[Data records]
--- begin ---
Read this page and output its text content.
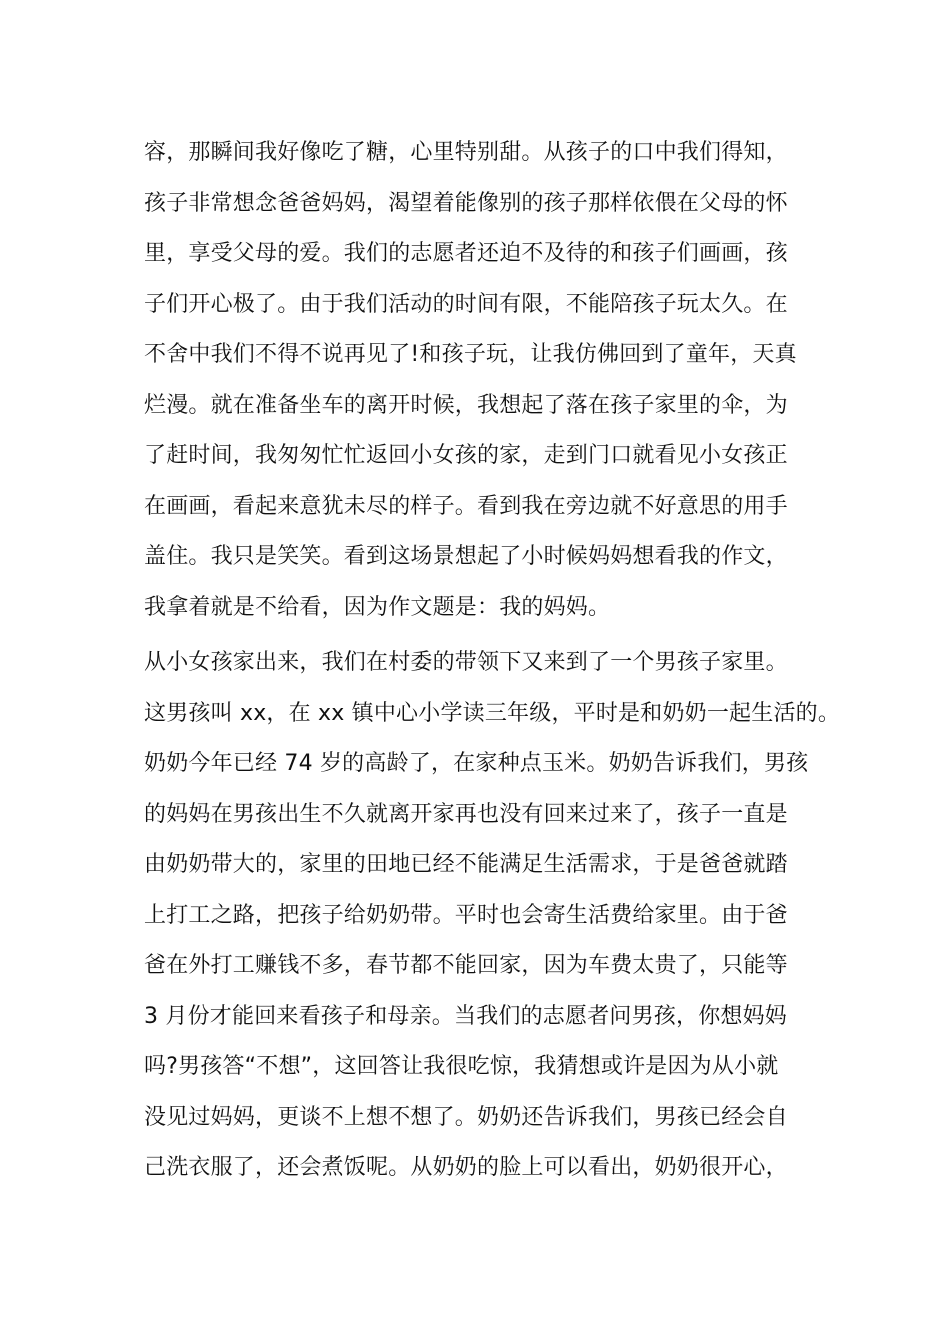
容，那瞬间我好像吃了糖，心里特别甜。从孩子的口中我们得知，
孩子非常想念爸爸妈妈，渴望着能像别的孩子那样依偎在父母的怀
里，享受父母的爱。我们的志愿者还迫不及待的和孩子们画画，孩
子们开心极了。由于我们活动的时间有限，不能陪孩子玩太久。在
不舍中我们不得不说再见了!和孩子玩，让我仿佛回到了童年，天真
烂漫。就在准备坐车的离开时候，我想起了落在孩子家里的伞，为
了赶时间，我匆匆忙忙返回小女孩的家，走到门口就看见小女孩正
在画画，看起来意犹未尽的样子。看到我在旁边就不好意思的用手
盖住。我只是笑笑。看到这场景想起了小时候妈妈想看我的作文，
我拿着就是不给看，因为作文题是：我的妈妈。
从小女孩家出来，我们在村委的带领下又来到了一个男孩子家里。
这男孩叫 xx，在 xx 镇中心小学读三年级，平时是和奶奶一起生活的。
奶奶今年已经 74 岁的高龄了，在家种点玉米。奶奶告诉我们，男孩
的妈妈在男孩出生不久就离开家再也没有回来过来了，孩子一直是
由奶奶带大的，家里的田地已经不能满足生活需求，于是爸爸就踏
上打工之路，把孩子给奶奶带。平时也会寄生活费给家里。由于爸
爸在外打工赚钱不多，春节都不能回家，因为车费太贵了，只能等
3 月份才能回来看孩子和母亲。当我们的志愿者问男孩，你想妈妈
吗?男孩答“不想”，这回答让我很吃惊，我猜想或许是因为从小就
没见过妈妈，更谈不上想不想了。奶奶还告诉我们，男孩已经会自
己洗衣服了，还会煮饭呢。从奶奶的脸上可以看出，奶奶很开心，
--- end ---
--- begin ---
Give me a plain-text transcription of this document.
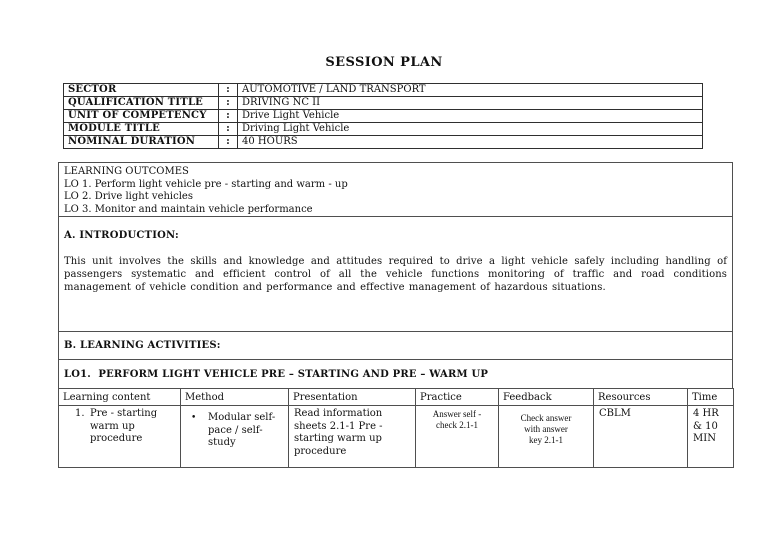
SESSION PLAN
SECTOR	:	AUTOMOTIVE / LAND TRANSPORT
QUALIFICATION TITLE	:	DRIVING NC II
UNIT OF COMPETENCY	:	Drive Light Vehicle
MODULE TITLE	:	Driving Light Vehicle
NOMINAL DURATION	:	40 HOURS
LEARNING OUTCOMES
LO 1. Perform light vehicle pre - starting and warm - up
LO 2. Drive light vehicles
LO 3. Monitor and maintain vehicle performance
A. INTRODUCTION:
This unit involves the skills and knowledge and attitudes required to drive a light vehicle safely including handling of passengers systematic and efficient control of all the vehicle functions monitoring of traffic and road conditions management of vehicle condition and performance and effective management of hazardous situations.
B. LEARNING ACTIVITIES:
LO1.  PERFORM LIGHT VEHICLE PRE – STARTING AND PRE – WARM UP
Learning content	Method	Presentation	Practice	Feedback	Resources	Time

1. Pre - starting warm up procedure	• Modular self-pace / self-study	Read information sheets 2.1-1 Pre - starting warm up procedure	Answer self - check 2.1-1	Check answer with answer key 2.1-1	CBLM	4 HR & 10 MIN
--- end ---
--- begin ---
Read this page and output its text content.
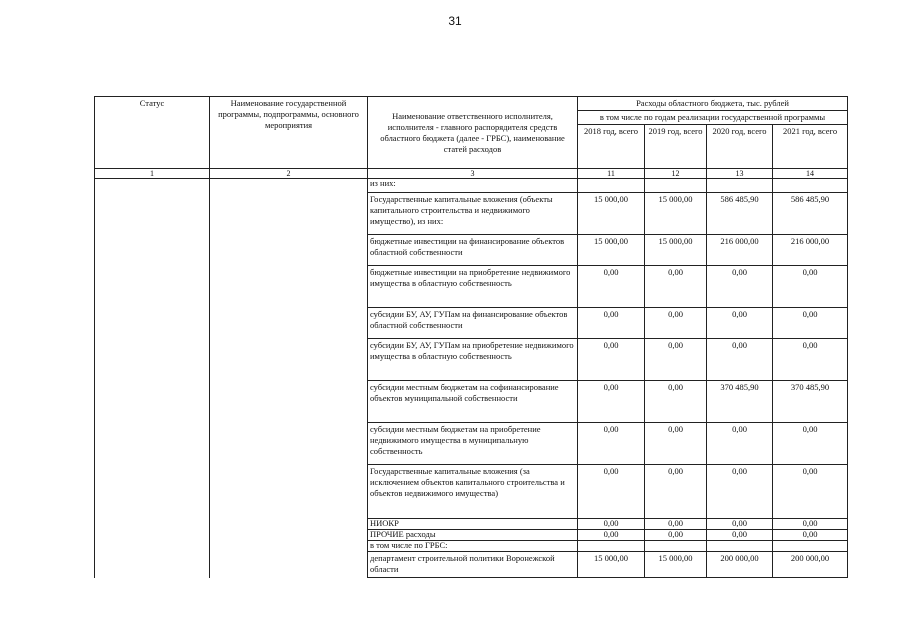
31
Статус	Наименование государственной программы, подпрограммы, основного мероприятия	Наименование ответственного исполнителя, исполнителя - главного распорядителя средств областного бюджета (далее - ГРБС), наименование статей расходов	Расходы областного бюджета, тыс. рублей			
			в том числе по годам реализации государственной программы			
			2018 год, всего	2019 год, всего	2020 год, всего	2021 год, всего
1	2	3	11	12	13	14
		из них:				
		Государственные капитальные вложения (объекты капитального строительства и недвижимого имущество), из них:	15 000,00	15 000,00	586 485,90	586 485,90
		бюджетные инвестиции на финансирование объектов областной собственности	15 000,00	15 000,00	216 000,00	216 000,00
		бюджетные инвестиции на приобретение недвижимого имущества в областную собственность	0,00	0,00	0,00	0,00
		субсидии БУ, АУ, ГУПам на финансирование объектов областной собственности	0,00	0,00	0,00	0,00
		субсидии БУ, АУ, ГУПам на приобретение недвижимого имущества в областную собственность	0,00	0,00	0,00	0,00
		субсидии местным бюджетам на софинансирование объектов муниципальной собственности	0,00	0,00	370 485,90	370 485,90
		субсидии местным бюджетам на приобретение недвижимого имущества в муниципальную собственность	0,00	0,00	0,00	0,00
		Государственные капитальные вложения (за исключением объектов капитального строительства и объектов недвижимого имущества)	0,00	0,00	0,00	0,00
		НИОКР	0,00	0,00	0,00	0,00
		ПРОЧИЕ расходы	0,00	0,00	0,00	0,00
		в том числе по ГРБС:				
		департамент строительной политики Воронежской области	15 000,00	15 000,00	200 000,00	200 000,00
--- end ---
_TASK BRIEF_.
Locate the word "вложения" in the records and collect each line it appears in.

_ANSWER FOR THIS EXERCISE_.
		Государственные капитальные вложения (объекты капитального строительства и недвижимого имущество), из них:	15 000,00	15 000,00	586 485,90	586 485,90
		Государственные капитальные вложения (за исключением объектов капитального строительства и объектов недвижимого имущества)	0,00	0,00	0,00	0,00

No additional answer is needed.